--- Start of The data ---

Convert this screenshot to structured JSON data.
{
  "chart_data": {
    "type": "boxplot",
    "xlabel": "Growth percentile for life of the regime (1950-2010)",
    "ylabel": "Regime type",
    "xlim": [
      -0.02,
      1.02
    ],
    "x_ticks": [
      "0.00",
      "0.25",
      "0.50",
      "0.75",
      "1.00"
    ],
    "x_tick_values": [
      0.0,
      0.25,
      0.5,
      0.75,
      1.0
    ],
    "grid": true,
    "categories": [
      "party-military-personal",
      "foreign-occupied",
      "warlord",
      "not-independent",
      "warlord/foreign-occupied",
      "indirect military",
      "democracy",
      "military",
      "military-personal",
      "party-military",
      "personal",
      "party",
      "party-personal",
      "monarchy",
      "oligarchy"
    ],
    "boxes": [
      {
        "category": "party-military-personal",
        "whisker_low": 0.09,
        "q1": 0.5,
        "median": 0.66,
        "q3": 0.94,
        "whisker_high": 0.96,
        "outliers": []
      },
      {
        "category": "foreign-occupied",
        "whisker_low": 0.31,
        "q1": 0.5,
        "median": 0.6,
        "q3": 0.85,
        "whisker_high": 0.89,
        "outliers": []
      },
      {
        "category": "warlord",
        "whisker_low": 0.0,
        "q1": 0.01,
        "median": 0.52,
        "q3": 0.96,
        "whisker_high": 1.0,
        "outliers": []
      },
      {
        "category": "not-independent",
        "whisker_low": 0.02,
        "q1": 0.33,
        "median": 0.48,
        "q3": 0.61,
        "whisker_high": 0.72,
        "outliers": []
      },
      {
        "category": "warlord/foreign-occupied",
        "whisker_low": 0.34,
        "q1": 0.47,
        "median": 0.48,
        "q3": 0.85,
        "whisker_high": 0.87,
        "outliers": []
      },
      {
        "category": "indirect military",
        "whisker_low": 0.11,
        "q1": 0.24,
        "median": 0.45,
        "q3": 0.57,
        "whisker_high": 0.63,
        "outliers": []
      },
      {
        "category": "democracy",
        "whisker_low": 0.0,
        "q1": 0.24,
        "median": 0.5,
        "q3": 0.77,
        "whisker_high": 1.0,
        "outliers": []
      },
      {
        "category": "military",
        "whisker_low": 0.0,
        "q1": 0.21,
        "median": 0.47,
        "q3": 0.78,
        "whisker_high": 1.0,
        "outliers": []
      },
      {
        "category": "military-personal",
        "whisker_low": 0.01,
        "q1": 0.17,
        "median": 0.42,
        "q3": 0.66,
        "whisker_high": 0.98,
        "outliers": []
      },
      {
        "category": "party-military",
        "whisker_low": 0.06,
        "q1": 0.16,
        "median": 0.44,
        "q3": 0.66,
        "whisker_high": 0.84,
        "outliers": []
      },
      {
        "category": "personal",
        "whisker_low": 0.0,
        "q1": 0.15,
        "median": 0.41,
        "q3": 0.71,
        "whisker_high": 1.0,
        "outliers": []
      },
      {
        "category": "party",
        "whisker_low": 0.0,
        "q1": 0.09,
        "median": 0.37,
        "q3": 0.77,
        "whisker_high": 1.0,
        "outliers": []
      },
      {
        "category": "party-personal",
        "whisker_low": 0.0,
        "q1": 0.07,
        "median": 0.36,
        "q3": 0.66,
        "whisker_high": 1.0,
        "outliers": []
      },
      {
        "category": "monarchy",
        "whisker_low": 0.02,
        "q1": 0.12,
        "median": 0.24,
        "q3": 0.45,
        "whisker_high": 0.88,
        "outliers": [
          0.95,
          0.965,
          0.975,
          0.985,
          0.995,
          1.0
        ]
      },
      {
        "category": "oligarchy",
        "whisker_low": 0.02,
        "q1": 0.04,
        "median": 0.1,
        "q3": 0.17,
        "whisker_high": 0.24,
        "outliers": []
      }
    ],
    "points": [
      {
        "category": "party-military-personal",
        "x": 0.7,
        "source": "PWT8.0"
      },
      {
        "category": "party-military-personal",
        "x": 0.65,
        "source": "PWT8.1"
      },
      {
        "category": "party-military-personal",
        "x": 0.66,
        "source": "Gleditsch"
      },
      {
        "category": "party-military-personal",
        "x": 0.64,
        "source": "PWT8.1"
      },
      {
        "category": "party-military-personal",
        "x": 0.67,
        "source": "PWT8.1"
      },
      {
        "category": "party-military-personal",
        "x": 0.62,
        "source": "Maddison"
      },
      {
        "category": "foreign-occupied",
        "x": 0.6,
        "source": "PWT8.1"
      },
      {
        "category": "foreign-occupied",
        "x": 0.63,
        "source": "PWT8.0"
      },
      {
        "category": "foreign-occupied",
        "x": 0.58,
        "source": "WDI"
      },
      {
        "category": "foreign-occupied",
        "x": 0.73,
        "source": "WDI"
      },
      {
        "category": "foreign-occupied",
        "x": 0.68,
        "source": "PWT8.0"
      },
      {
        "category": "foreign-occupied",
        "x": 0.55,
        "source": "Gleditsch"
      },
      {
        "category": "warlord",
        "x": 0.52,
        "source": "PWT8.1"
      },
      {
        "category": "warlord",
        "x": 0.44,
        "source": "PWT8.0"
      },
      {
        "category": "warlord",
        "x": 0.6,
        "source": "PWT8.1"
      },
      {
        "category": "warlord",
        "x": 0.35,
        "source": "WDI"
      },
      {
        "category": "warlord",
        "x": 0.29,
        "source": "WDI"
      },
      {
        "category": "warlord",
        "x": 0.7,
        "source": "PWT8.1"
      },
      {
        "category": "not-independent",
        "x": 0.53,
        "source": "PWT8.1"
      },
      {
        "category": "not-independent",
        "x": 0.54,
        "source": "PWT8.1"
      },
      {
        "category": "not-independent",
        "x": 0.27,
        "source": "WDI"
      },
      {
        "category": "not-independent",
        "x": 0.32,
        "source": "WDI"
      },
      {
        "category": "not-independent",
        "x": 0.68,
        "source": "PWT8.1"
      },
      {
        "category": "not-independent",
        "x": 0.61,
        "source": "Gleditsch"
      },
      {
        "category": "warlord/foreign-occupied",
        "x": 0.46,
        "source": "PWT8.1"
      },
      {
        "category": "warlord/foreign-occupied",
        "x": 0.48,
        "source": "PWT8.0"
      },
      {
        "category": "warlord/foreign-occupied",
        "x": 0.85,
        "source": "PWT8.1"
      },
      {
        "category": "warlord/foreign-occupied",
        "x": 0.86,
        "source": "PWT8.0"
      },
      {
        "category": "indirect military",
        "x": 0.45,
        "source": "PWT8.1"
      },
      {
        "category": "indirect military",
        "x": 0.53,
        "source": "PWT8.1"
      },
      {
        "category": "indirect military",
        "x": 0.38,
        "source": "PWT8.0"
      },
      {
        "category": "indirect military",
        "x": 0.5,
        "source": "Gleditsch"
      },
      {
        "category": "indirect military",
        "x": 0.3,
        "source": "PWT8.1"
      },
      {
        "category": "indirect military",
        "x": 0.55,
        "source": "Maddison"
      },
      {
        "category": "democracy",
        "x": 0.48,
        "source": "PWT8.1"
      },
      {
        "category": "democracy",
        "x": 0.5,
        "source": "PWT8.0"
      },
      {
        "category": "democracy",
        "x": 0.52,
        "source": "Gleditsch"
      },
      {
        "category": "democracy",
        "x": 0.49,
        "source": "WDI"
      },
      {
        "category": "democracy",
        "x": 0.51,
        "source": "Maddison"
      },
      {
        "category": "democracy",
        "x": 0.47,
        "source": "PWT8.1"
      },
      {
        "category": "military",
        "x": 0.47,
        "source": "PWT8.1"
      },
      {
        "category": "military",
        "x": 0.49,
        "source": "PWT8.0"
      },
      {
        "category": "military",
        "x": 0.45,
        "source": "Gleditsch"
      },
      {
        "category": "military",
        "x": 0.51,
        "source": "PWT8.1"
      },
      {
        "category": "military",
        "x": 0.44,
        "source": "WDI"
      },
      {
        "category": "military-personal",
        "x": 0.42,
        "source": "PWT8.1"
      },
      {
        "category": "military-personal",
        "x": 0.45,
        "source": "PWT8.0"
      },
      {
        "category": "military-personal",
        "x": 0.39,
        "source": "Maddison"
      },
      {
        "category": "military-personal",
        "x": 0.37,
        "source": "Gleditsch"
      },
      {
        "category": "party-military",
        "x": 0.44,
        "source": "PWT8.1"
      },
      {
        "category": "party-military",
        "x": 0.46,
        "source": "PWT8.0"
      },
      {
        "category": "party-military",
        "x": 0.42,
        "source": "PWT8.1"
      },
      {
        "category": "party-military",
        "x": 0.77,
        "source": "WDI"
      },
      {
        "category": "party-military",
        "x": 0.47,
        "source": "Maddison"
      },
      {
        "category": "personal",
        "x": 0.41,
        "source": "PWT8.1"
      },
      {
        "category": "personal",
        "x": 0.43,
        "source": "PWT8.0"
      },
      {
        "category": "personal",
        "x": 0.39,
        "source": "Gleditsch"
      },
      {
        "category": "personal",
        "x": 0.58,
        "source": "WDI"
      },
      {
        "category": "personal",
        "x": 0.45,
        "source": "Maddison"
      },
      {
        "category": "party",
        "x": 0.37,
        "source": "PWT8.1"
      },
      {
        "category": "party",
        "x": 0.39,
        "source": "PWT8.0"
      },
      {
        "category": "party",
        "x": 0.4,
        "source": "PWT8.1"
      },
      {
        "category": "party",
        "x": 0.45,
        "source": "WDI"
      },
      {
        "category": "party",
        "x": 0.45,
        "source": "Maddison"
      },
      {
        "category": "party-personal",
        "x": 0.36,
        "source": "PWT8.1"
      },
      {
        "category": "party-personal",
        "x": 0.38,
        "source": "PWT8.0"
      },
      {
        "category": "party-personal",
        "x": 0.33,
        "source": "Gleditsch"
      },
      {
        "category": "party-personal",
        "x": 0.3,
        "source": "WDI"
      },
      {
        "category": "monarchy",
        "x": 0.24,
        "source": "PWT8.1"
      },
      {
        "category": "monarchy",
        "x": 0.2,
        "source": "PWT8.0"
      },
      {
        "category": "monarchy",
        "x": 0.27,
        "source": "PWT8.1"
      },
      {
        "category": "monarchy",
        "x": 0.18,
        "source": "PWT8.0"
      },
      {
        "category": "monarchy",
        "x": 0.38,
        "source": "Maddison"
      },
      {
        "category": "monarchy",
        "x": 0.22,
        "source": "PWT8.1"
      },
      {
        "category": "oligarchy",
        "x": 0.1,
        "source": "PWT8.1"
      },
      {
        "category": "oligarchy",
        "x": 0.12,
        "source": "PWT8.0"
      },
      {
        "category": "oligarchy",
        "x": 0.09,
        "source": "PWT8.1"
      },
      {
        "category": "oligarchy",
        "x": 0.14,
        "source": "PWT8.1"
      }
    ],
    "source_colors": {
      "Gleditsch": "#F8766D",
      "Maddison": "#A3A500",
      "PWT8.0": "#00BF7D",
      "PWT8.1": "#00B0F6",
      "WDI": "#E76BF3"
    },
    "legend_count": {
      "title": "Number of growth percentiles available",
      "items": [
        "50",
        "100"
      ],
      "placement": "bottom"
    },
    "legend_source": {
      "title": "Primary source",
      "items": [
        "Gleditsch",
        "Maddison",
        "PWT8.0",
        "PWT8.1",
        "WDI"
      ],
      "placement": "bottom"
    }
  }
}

--- End of The data ---

• _Work to complete_
Each line that contains the word "title" counts toward the total; give only that total.

• _Response to the task_
2